======== INFORMATION SHOWN ========

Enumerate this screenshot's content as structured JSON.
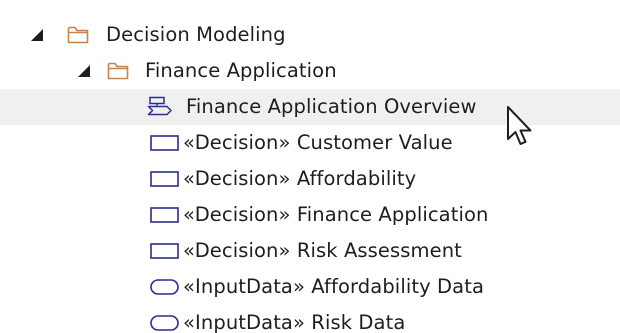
{
  "tree": {
    "root": {
      "label": "Decision Modeling",
      "expanded": true,
      "icon": "folder-icon",
      "children": {
        "package": {
          "label": "Finance Application",
          "expanded": true,
          "icon": "folder-icon",
          "items": [
            {
              "label": "Finance Application Overview",
              "icon": "diagram-icon",
              "selected": true
            },
            {
              "label": "«Decision» Customer Value",
              "icon": "decision-icon"
            },
            {
              "label": "«Decision» Affordability",
              "icon": "decision-icon"
            },
            {
              "label": "«Decision» Finance Application",
              "icon": "decision-icon"
            },
            {
              "label": "«Decision» Risk Assessment",
              "icon": "decision-icon"
            },
            {
              "label": "«InputData» Affordability Data",
              "icon": "input-data-icon"
            },
            {
              "label": "«InputData» Risk Data",
              "icon": "input-data-icon"
            }
          ]
        }
      }
    }
  },
  "colors": {
    "folder": "#c8844a",
    "element_outline": "#2a2f8c",
    "selected_row": "#f0f0f0",
    "text": "#1e1e1e"
  }
}
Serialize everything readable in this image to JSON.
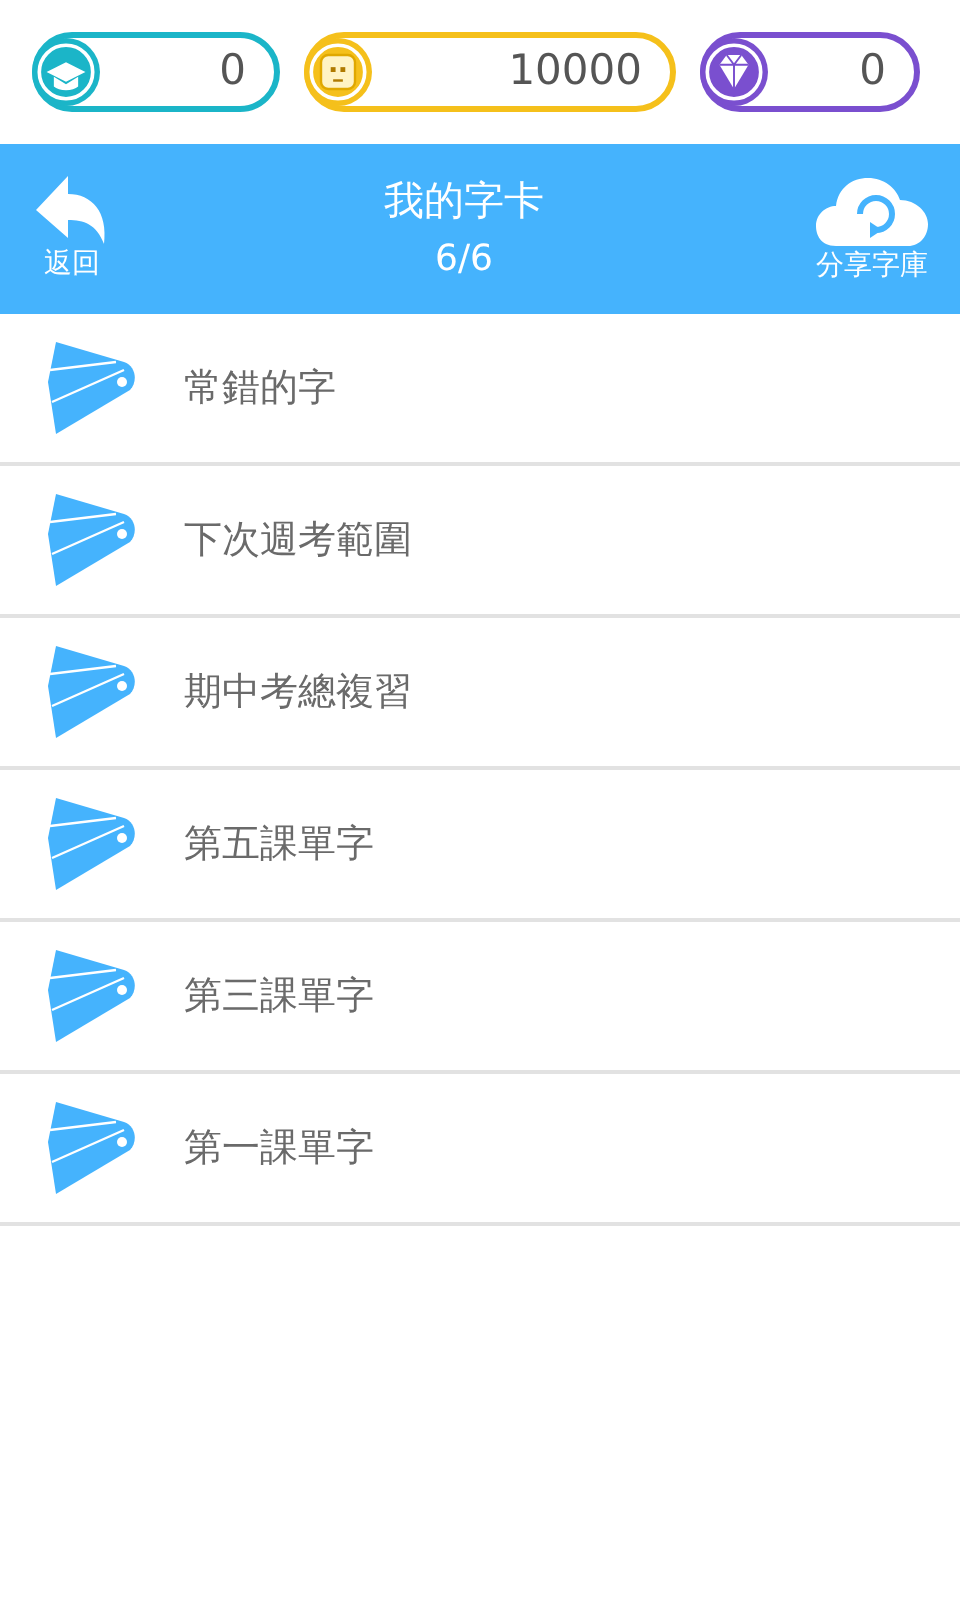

========

■ PROBLEM DETAILS ■
Print each entry shown above with exact wording and no pictures.

■ EXERCISE SOLUTION ■
Enumerate this screenshot's content as structured JSON.
{
  "tree": {
    "root": {
      "label": "Decision Modeling",
      "expanded": true,
      "icon": "folder-icon",
      "children": {
        "package": {
          "label": "Finance Application",
          "expanded": true,
          "icon": "folder-icon",
          "items": [
            {
              "label": "Finance Application Overview",
              "icon": "diagram-icon",
              "selected": true
            },
            {
              "label": "«Decision» Customer Value",
              "icon": "decision-icon"
            },
            {
              "label": "«Decision» Affordability",
              "icon": "decision-icon"
            },
            {
              "label": "«Decision» Finance Application",
              "icon": "decision-icon"
            },
            {
              "label": "«Decision» Risk Assessment",
              "icon": "decision-icon"
            },
            {
              "label": "«InputData» Affordability Data",
              "icon": "input-data-icon"
            },
            {
              "label": "«InputData» Risk Data",
              "icon": "input-data-icon"
            }
          ]
        }
      }
    }
  },
  "colors": {
    "folder": "#c8844a",
    "element_outline": "#2a2f8c",
    "selected_row": "#f0f0f0",
    "text": "#1e1e1e"
  }
}
Serialize everything readable in this image to JSON.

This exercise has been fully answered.